**Task instructions**
Return the lines of the records exactly as they appear, beginning at the line that contains "bar bbox=[338, 416, 585, 444]" and stopping after the line that contains "y-tick-label: Shopping preferences".

..........

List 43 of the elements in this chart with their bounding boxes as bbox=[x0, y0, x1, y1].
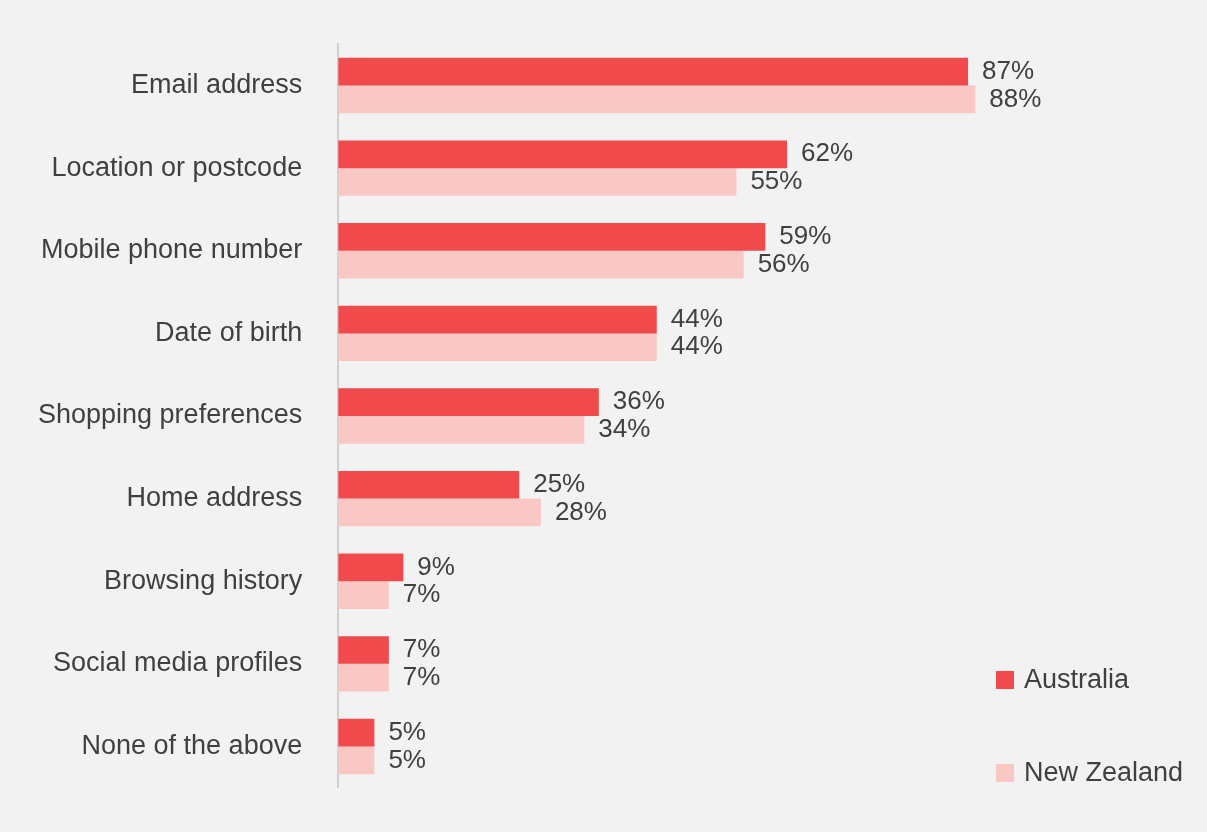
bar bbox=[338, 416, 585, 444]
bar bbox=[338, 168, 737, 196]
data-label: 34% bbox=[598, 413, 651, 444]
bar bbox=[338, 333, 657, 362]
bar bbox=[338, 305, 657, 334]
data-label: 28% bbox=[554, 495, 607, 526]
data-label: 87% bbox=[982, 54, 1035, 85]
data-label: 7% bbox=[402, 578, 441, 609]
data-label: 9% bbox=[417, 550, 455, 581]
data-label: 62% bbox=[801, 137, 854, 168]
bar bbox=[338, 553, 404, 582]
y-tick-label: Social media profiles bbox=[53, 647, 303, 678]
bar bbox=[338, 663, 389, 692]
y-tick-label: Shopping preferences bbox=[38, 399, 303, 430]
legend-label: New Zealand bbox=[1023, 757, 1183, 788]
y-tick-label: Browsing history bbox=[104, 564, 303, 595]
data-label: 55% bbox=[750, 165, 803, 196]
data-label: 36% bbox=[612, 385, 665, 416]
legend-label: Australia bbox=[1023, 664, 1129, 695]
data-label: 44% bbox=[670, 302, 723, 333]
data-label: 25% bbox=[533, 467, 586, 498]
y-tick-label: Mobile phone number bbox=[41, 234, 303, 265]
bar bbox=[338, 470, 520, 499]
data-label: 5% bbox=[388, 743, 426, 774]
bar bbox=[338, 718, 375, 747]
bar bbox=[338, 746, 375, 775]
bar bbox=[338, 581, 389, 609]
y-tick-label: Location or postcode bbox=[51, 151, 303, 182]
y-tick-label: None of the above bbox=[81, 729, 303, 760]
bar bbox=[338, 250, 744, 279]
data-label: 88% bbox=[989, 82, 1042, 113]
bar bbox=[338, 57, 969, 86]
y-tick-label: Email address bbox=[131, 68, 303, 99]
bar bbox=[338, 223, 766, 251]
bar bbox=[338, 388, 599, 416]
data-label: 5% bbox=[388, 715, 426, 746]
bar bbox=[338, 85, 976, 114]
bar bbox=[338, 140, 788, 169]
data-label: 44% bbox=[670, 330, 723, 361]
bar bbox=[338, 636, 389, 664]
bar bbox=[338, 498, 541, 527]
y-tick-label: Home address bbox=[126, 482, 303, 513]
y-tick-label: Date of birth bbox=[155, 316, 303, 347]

..........

**Solution to the exercise**
bar bbox=[338, 416, 585, 444]
bar bbox=[338, 168, 737, 196]
data-label: 34% bbox=[598, 413, 651, 444]
bar bbox=[338, 333, 657, 362]
bar bbox=[338, 305, 657, 334]
data-label: 28% bbox=[554, 495, 607, 526]
data-label: 87% bbox=[982, 54, 1035, 85]
data-label: 7% bbox=[402, 578, 441, 609]
data-label: 9% bbox=[417, 550, 455, 581]
data-label: 62% bbox=[801, 137, 854, 168]
bar bbox=[338, 553, 404, 582]
y-tick-label: Social media profiles bbox=[53, 647, 303, 678]
bar bbox=[338, 663, 389, 692]
y-tick-label: Shopping preferences bbox=[38, 399, 303, 430]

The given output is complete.